-- START OF MATERIAL PROVIDED --

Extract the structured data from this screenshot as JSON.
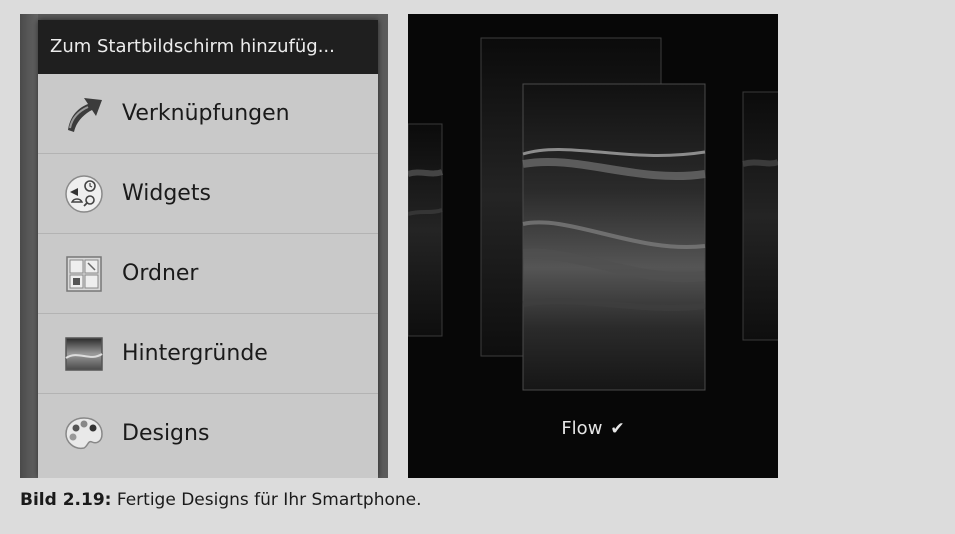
{
  "menu": {
    "title": "Zum Startbildschirm hinzufüg...",
    "items": [
      {
        "label": "Verknüpfungen",
        "icon": "shortcut-arrow-icon"
      },
      {
        "label": "Widgets",
        "icon": "widgets-icon"
      },
      {
        "label": "Ordner",
        "icon": "folder-grid-icon"
      },
      {
        "label": "Hintergründe",
        "icon": "wallpaper-icon"
      },
      {
        "label": "Designs",
        "icon": "palette-icon"
      }
    ]
  },
  "theme_picker": {
    "selected_theme": "Flow",
    "check_glyph": "✔"
  },
  "caption": {
    "label": "Bild 2.19:",
    "text": " Fertige Designs für Ihr Smartphone."
  }
}
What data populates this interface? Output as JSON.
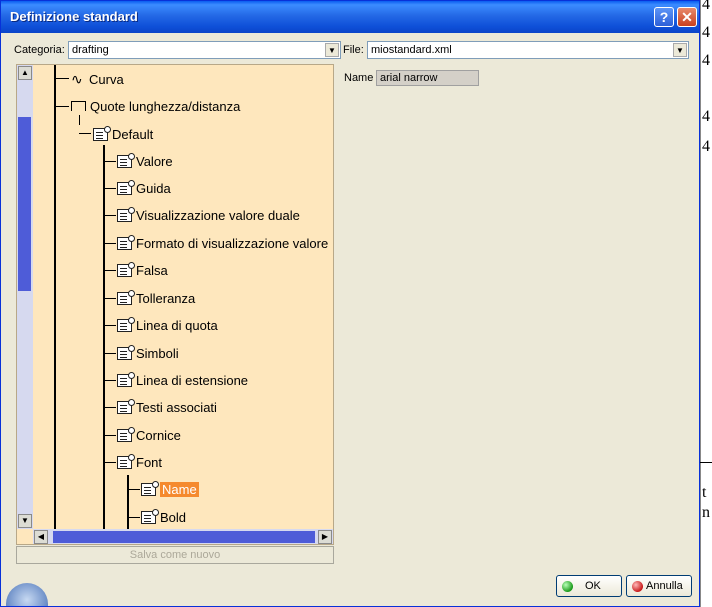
{
  "window": {
    "title": "Definizione standard",
    "help_symbol": "?",
    "close_symbol": "✕"
  },
  "category": {
    "label": "Categoria:",
    "value": "drafting"
  },
  "file": {
    "label": "File:",
    "value": "miostandard.xml"
  },
  "tree": {
    "nodes": [
      {
        "label": "Curva"
      },
      {
        "label": "Quote lunghezza/distanza"
      },
      {
        "label": "Default"
      },
      {
        "label": "Valore"
      },
      {
        "label": "Guida"
      },
      {
        "label": "Visualizzazione valore duale"
      },
      {
        "label": "Formato di visualizzazione valore"
      },
      {
        "label": "Falsa"
      },
      {
        "label": "Tolleranza"
      },
      {
        "label": "Linea di quota"
      },
      {
        "label": "Simboli"
      },
      {
        "label": "Linea di estensione"
      },
      {
        "label": "Testi associati"
      },
      {
        "label": "Cornice"
      },
      {
        "label": "Font"
      },
      {
        "label": "Name",
        "selected": true
      },
      {
        "label": "Bold"
      }
    ]
  },
  "properties": {
    "name_label": "Name",
    "name_value": "arial narrow"
  },
  "buttons": {
    "save_as_new": "Salva come nuovo",
    "ok": "OK",
    "cancel": "Annulla"
  },
  "background": {
    "digits": [
      "4",
      "4",
      "4",
      "4",
      "4",
      "t",
      "n"
    ]
  },
  "colors": {
    "tree_background": "#fee7bd",
    "selection": "#f58a2e",
    "titlebar": "#0e4fd8"
  }
}
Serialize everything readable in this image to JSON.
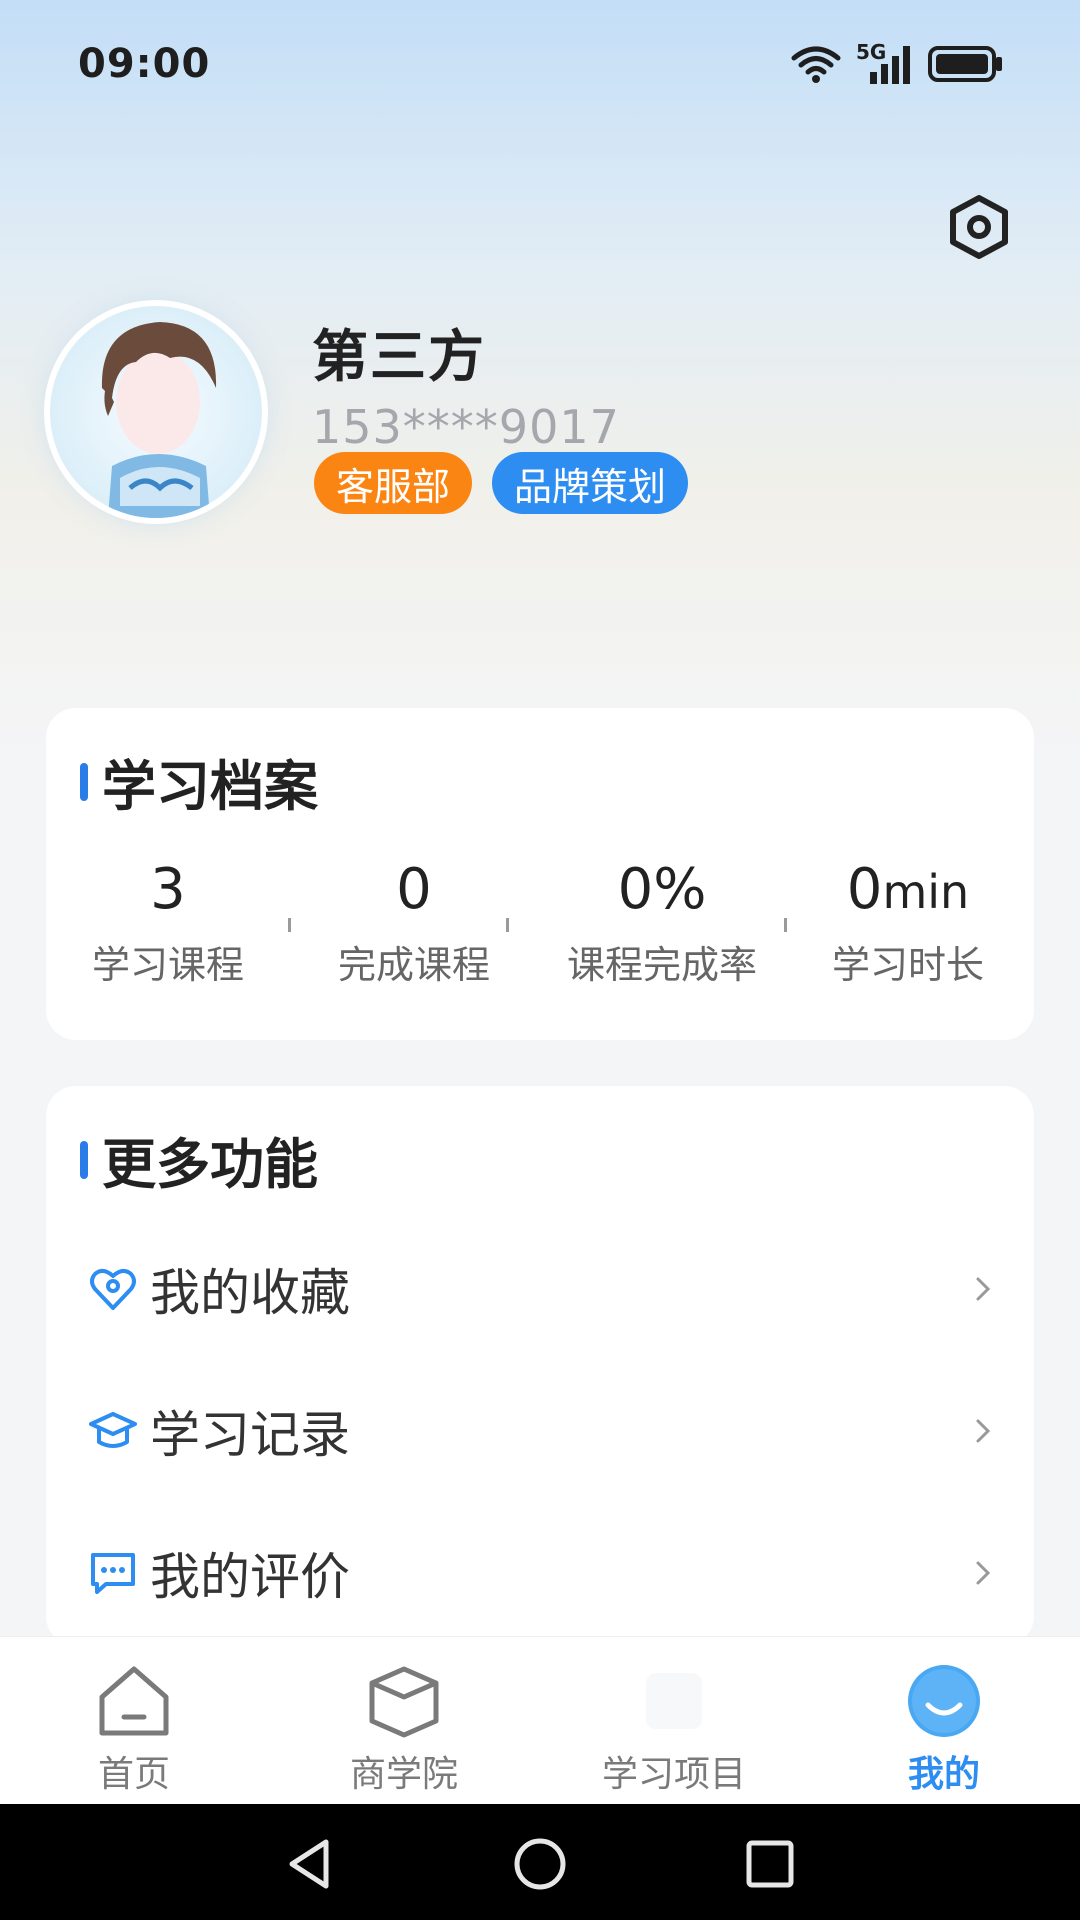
{
  "status_bar": {
    "time": "09:00",
    "network": "5G",
    "icons": [
      "wifi-icon",
      "signal-icon",
      "battery-icon"
    ]
  },
  "header": {
    "settings_icon": "settings-hex-icon"
  },
  "profile": {
    "name": "第三方",
    "phone": "153****9017",
    "tags": [
      {
        "label": "客服部",
        "color": "#fb8512"
      },
      {
        "label": "品牌策划",
        "color": "#2d8df1"
      }
    ]
  },
  "learning_profile": {
    "title": "学习档案",
    "stats": [
      {
        "value": "3",
        "unit": "",
        "label": "学习课程"
      },
      {
        "value": "0",
        "unit": "",
        "label": "完成课程"
      },
      {
        "value": "0%",
        "unit": "",
        "label": "课程完成率"
      },
      {
        "value": "0",
        "unit": "min",
        "label": "学习时长"
      }
    ]
  },
  "more_functions": {
    "title": "更多功能",
    "items": [
      {
        "label": "我的收藏",
        "icon": "heart-icon"
      },
      {
        "label": "学习记录",
        "icon": "graduation-cap-icon"
      },
      {
        "label": "我的评价",
        "icon": "comment-icon"
      }
    ]
  },
  "tabbar": {
    "tabs": [
      {
        "label": "首页",
        "icon": "home-icon",
        "active": false
      },
      {
        "label": "商学院",
        "icon": "academy-icon",
        "active": false
      },
      {
        "label": "学习项目",
        "icon": "project-icon",
        "active": false
      },
      {
        "label": "我的",
        "icon": "profile-smile-icon",
        "active": true
      }
    ]
  },
  "colors": {
    "accent": "#2d8df1",
    "accent_dark": "#2a7de9",
    "orange": "#fb8512"
  }
}
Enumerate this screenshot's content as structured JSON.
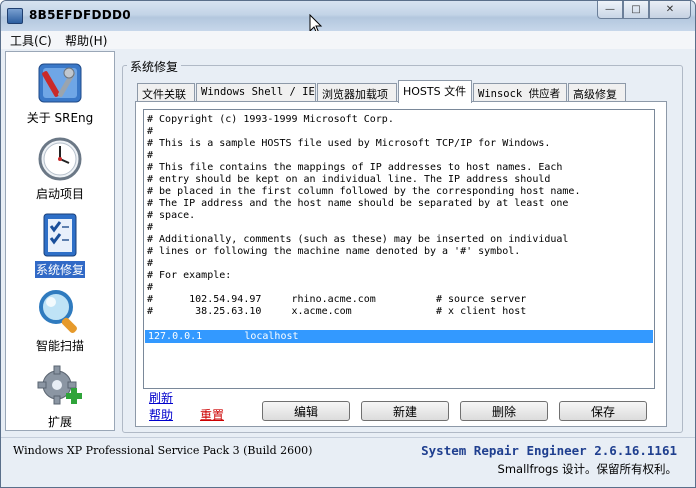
{
  "window": {
    "title": "8B5EFDFDDD0",
    "buttons": {
      "minimize": "—",
      "maximize": "□",
      "close": "✕"
    }
  },
  "menu": [
    {
      "label": "工具(C)"
    },
    {
      "label": "帮助(H)"
    }
  ],
  "sidebar": {
    "items": [
      {
        "label": "关于 SREng",
        "icon": "tools-icon"
      },
      {
        "label": "启动项目",
        "icon": "clock-icon"
      },
      {
        "label": "系统修复",
        "icon": "checklist-icon",
        "active": true
      },
      {
        "label": "智能扫描",
        "icon": "magnifier-icon"
      },
      {
        "label": "扩展",
        "icon": "gear-plus-icon"
      }
    ]
  },
  "group": {
    "label": "系统修复"
  },
  "tabs": [
    {
      "label": "文件关联"
    },
    {
      "label": "Windows Shell / IE"
    },
    {
      "label": "浏览器加载项"
    },
    {
      "label": "HOSTS 文件",
      "active": true
    },
    {
      "label": "Winsock 供应者"
    },
    {
      "label": "高级修复"
    }
  ],
  "hosts": {
    "lines": [
      "# Copyright (c) 1993-1999 Microsoft Corp.",
      "#",
      "# This is a sample HOSTS file used by Microsoft TCP/IP for Windows.",
      "#",
      "# This file contains the mappings of IP addresses to host names. Each",
      "# entry should be kept on an individual line. The IP address should",
      "# be placed in the first column followed by the corresponding host name.",
      "# The IP address and the host name should be separated by at least one",
      "# space.",
      "#",
      "# Additionally, comments (such as these) may be inserted on individual",
      "# lines or following the machine name denoted by a '#' symbol.",
      "#",
      "# For example:",
      "#",
      "#      102.54.94.97     rhino.acme.com          # source server",
      "#       38.25.63.10     x.acme.com              # x client host"
    ],
    "selected_line": "127.0.0.1       localhost"
  },
  "links": {
    "refresh": "刷新",
    "help": "帮助",
    "reset": "重置"
  },
  "buttons": {
    "edit": "编辑",
    "new": "新建",
    "delete": "删除",
    "save": "保存"
  },
  "status": {
    "os_info": "Windows XP Professional Service Pack 3 (Build 2600)",
    "product": "System Repair Engineer 2.6.16.1161",
    "copyright": "Smallfrogs 设计。保留所有权利。"
  },
  "colors": {
    "selection": "#3399ff",
    "link": "#0000cc",
    "reset_link": "#cc0000",
    "product": "#1f3f8f"
  }
}
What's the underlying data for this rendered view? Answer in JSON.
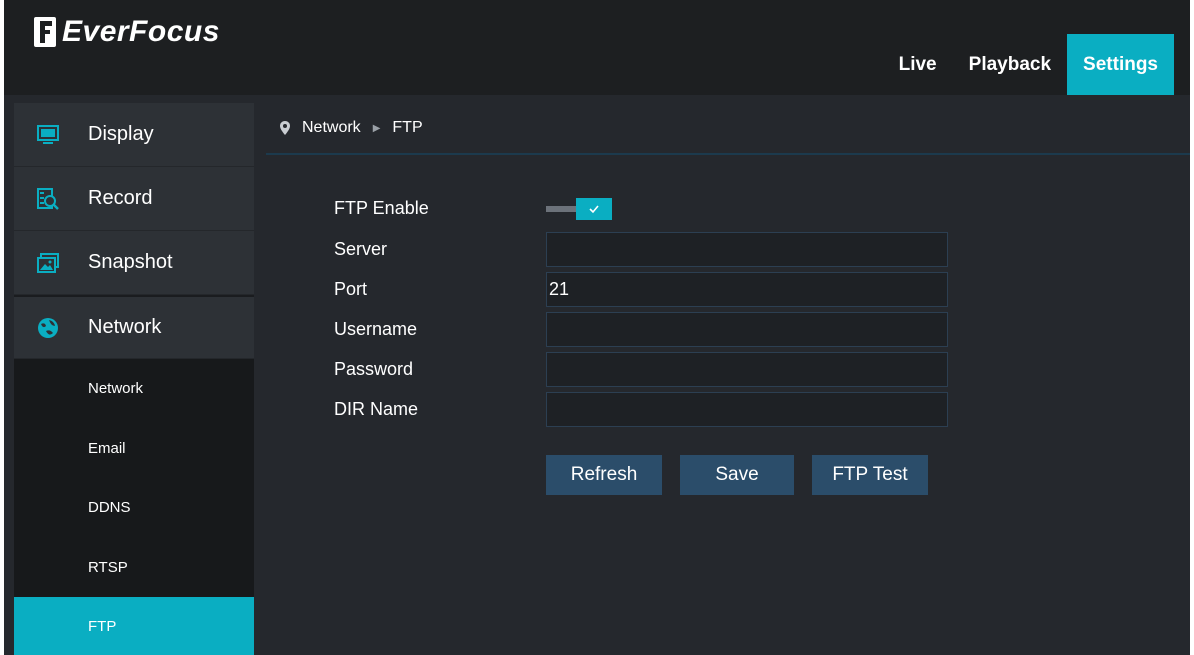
{
  "brand": {
    "name": "EverFocus"
  },
  "nav": {
    "live": "Live",
    "playback": "Playback",
    "settings": "Settings"
  },
  "sidebar": {
    "main": [
      {
        "label": "Display",
        "icon": "display-icon"
      },
      {
        "label": "Record",
        "icon": "record-icon"
      },
      {
        "label": "Snapshot",
        "icon": "snapshot-icon"
      },
      {
        "label": "Network",
        "icon": "network-globe-icon"
      }
    ],
    "sub": [
      {
        "label": "Network"
      },
      {
        "label": "Email"
      },
      {
        "label": "DDNS"
      },
      {
        "label": "RTSP"
      },
      {
        "label": "FTP",
        "active": true
      }
    ]
  },
  "breadcrumb": {
    "parent": "Network",
    "current": "FTP"
  },
  "form": {
    "ftp_enable_label": "FTP Enable",
    "ftp_enable_value": true,
    "server_label": "Server",
    "server_value": "",
    "port_label": "Port",
    "port_value": "21",
    "username_label": "Username",
    "username_value": "",
    "password_label": "Password",
    "password_value": "",
    "dir_label": "DIR Name",
    "dir_value": ""
  },
  "buttons": {
    "refresh": "Refresh",
    "save": "Save",
    "ftp_test": "FTP Test"
  },
  "colors": {
    "accent": "#0aaec2",
    "button": "#2b4d6a",
    "background": "#25282d"
  }
}
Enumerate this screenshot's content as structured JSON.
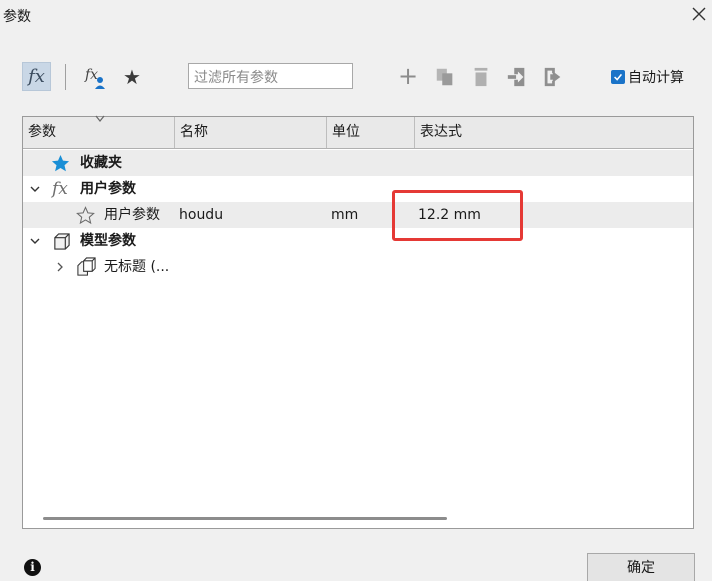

-- END OF MATERIAL PROVIDED --

Quote the records above in full, dropping each picture.

Extract the structured data from this screenshot as JSON.
{
  "menu": {
    "title": "Zum Startbildschirm hinzufüg...",
    "items": [
      {
        "label": "Verknüpfungen",
        "icon": "shortcut-arrow-icon"
      },
      {
        "label": "Widgets",
        "icon": "widgets-icon"
      },
      {
        "label": "Ordner",
        "icon": "folder-grid-icon"
      },
      {
        "label": "Hintergründe",
        "icon": "wallpaper-icon"
      },
      {
        "label": "Designs",
        "icon": "palette-icon"
      }
    ]
  },
  "theme_picker": {
    "selected_theme": "Flow",
    "check_glyph": "✔"
  },
  "caption": {
    "label": "Bild 2.19:",
    "text": " Fertige Designs für Ihr Smartphone."
  }
}
What data populates this interface? Output as JSON.
{
  "window": {
    "title": "Definizione standard",
    "help_symbol": "?",
    "close_symbol": "✕"
  },
  "category": {
    "label": "Categoria:",
    "value": "drafting"
  },
  "file": {
    "label": "File:",
    "value": "miostandard.xml"
  },
  "tree": {
    "nodes": [
      {
        "label": "Curva"
      },
      {
        "label": "Quote lunghezza/distanza"
      },
      {
        "label": "Default"
      },
      {
        "label": "Valore"
      },
      {
        "label": "Guida"
      },
      {
        "label": "Visualizzazione valore duale"
      },
      {
        "label": "Formato di visualizzazione valore"
      },
      {
        "label": "Falsa"
      },
      {
        "label": "Tolleranza"
      },
      {
        "label": "Linea di quota"
      },
      {
        "label": "Simboli"
      },
      {
        "label": "Linea di estensione"
      },
      {
        "label": "Testi associati"
      },
      {
        "label": "Cornice"
      },
      {
        "label": "Font"
      },
      {
        "label": "Name",
        "selected": true
      },
      {
        "label": "Bold"
      }
    ]
  },
  "properties": {
    "name_label": "Name",
    "name_value": "arial narrow"
  },
  "buttons": {
    "save_as_new": "Salva come nuovo",
    "ok": "OK",
    "cancel": "Annulla"
  },
  "background": {
    "digits": [
      "4",
      "4",
      "4",
      "4",
      "4",
      "t",
      "n"
    ]
  },
  "colors": {
    "tree_background": "#fee7bd",
    "selection": "#f58a2e",
    "titlebar": "#0e4fd8"
  }
}
Serialize everything readable in this image to JSON.
{
  "status_bar": {
    "time": "09:00",
    "network": "5G",
    "icons": [
      "wifi-icon",
      "signal-icon",
      "battery-icon"
    ]
  },
  "header": {
    "settings_icon": "settings-hex-icon"
  },
  "profile": {
    "name": "第三方",
    "phone": "153****9017",
    "tags": [
      {
        "label": "客服部",
        "color": "#fb8512"
      },
      {
        "label": "品牌策划",
        "color": "#2d8df1"
      }
    ]
  },
  "learning_profile": {
    "title": "学习档案",
    "stats": [
      {
        "value": "3",
        "unit": "",
        "label": "学习课程"
      },
      {
        "value": "0",
        "unit": "",
        "label": "完成课程"
      },
      {
        "value": "0%",
        "unit": "",
        "label": "课程完成率"
      },
      {
        "value": "0",
        "unit": "min",
        "label": "学习时长"
      }
    ]
  },
  "more_functions": {
    "title": "更多功能",
    "items": [
      {
        "label": "我的收藏",
        "icon": "heart-icon"
      },
      {
        "label": "学习记录",
        "icon": "graduation-cap-icon"
      },
      {
        "label": "我的评价",
        "icon": "comment-icon"
      }
    ]
  },
  "tabbar": {
    "tabs": [
      {
        "label": "首页",
        "icon": "home-icon",
        "active": false
      },
      {
        "label": "商学院",
        "icon": "academy-icon",
        "active": false
      },
      {
        "label": "学习项目",
        "icon": "project-icon",
        "active": false
      },
      {
        "label": "我的",
        "icon": "profile-smile-icon",
        "active": true
      }
    ]
  },
  "colors": {
    "accent": "#2d8df1",
    "accent_dark": "#2a7de9",
    "orange": "#fb8512"
  }
}
Enumerate this screenshot's content as structured JSON.
{
  "window": {
    "title": "8B5EFDFDDD0",
    "buttons": {
      "minimize": "—",
      "maximize": "□",
      "close": "✕"
    }
  },
  "menu": [
    {
      "label": "工具(C)"
    },
    {
      "label": "帮助(H)"
    }
  ],
  "sidebar": {
    "items": [
      {
        "label": "关于 SREng",
        "icon": "tools-icon"
      },
      {
        "label": "启动项目",
        "icon": "clock-icon"
      },
      {
        "label": "系统修复",
        "icon": "checklist-icon",
        "active": true
      },
      {
        "label": "智能扫描",
        "icon": "magnifier-icon"
      },
      {
        "label": "扩展",
        "icon": "gear-plus-icon"
      }
    ]
  },
  "group": {
    "label": "系统修复"
  },
  "tabs": [
    {
      "label": "文件关联"
    },
    {
      "label": "Windows Shell / IE"
    },
    {
      "label": "浏览器加载项"
    },
    {
      "label": "HOSTS 文件",
      "active": true
    },
    {
      "label": "Winsock 供应者"
    },
    {
      "label": "高级修复"
    }
  ],
  "hosts": {
    "lines": [
      "# Copyright (c) 1993-1999 Microsoft Corp.",
      "#",
      "# This is a sample HOSTS file used by Microsoft TCP/IP for Windows.",
      "#",
      "# This file contains the mappings of IP addresses to host names. Each",
      "# entry should be kept on an individual line. The IP address should",
      "# be placed in the first column followed by the corresponding host name.",
      "# The IP address and the host name should be separated by at least one",
      "# space.",
      "#",
      "# Additionally, comments (such as these) may be inserted on individual",
      "# lines or following the machine name denoted by a '#' symbol.",
      "#",
      "# For example:",
      "#",
      "#      102.54.94.97     rhino.acme.com          # source server",
      "#       38.25.63.10     x.acme.com              # x client host"
    ],
    "selected_line": "127.0.0.1       localhost"
  },
  "links": {
    "refresh": "刷新",
    "help": "帮助",
    "reset": "重置"
  },
  "buttons": {
    "edit": "编辑",
    "new": "新建",
    "delete": "删除",
    "save": "保存"
  },
  "status": {
    "os_info": "Windows XP Professional Service Pack 3 (Build 2600)",
    "product": "System Repair Engineer 2.6.16.1161",
    "copyright": "Smallfrogs 设计。保留所有权利。"
  },
  "colors": {
    "selection": "#3399ff",
    "link": "#0000cc",
    "reset_link": "#cc0000",
    "product": "#1f3f8f"
  }
}
What's the underlying data for this rendered view? Answer in JSON.
{
  "brand": {
    "name": "EverFocus"
  },
  "nav": {
    "live": "Live",
    "playback": "Playback",
    "settings": "Settings"
  },
  "sidebar": {
    "main": [
      {
        "label": "Display",
        "icon": "display-icon"
      },
      {
        "label": "Record",
        "icon": "record-icon"
      },
      {
        "label": "Snapshot",
        "icon": "snapshot-icon"
      },
      {
        "label": "Network",
        "icon": "network-globe-icon"
      }
    ],
    "sub": [
      {
        "label": "Network"
      },
      {
        "label": "Email"
      },
      {
        "label": "DDNS"
      },
      {
        "label": "RTSP"
      },
      {
        "label": "FTP",
        "active": true
      }
    ]
  },
  "breadcrumb": {
    "parent": "Network",
    "current": "FTP"
  },
  "form": {
    "ftp_enable_label": "FTP Enable",
    "ftp_enable_value": true,
    "server_label": "Server",
    "server_value": "",
    "port_label": "Port",
    "port_value": "21",
    "username_label": "Username",
    "username_value": "",
    "password_label": "Password",
    "password_value": "",
    "dir_label": "DIR Name",
    "dir_value": ""
  },
  "buttons": {
    "refresh": "Refresh",
    "save": "Save",
    "ftp_test": "FTP Test"
  },
  "colors": {
    "accent": "#0aaec2",
    "button": "#2b4d6a",
    "background": "#25282d"
  }
}
Enumerate this screenshot's content as structured JSON.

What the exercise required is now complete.